INSTRUCTION:
Copy each record exactly as it reads, leaving out any pictures it holds.
── DATA ROWS ──
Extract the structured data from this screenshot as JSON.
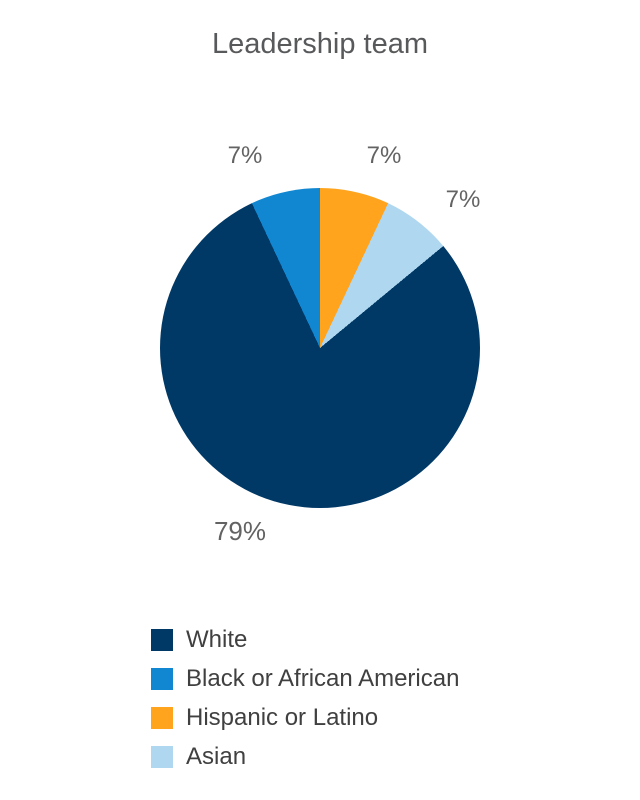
{
  "chart_data": {
    "type": "pie",
    "title": "Leadership team",
    "categories": [
      "White",
      "Black or African American",
      "Hispanic or Latino",
      "Asian"
    ],
    "values": [
      79,
      7,
      7,
      7
    ],
    "labels": [
      "79%",
      "7%",
      "7%",
      "7%"
    ],
    "colors": [
      "#003866",
      "#1287D1",
      "#FFA41C",
      "#AFD7F0"
    ],
    "unit": "%",
    "draw_order_clockwise_from_top": [
      2,
      3,
      0,
      1
    ],
    "start_angle_deg": 0,
    "legend_position": "bottom-left",
    "background": "#ffffff"
  },
  "legend": {
    "items": [
      {
        "label": "White",
        "color": "#003866"
      },
      {
        "label": "Black or African American",
        "color": "#1287D1"
      },
      {
        "label": "Hispanic or Latino",
        "color": "#FFA41C"
      },
      {
        "label": "Asian",
        "color": "#AFD7F0"
      }
    ]
  }
}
───
REPLY TO THE EXERCISE:
Extract the structured data from this screenshot as JSON.
{
  "chart_data": {
    "type": "pie",
    "title": "Leadership team",
    "categories": [
      "White",
      "Black or African American",
      "Hispanic or Latino",
      "Asian"
    ],
    "values": [
      79,
      7,
      7,
      7
    ],
    "labels": [
      "79%",
      "7%",
      "7%",
      "7%"
    ],
    "colors": [
      "#003866",
      "#1287D1",
      "#FFA41C",
      "#AFD7F0"
    ],
    "unit": "%",
    "draw_order_clockwise_from_top": [
      2,
      3,
      0,
      1
    ],
    "start_angle_deg": 0,
    "legend_position": "bottom-left",
    "background": "#ffffff"
  },
  "legend": {
    "items": [
      {
        "label": "White",
        "color": "#003866"
      },
      {
        "label": "Black or African American",
        "color": "#1287D1"
      },
      {
        "label": "Hispanic or Latino",
        "color": "#FFA41C"
      },
      {
        "label": "Asian",
        "color": "#AFD7F0"
      }
    ]
  }
}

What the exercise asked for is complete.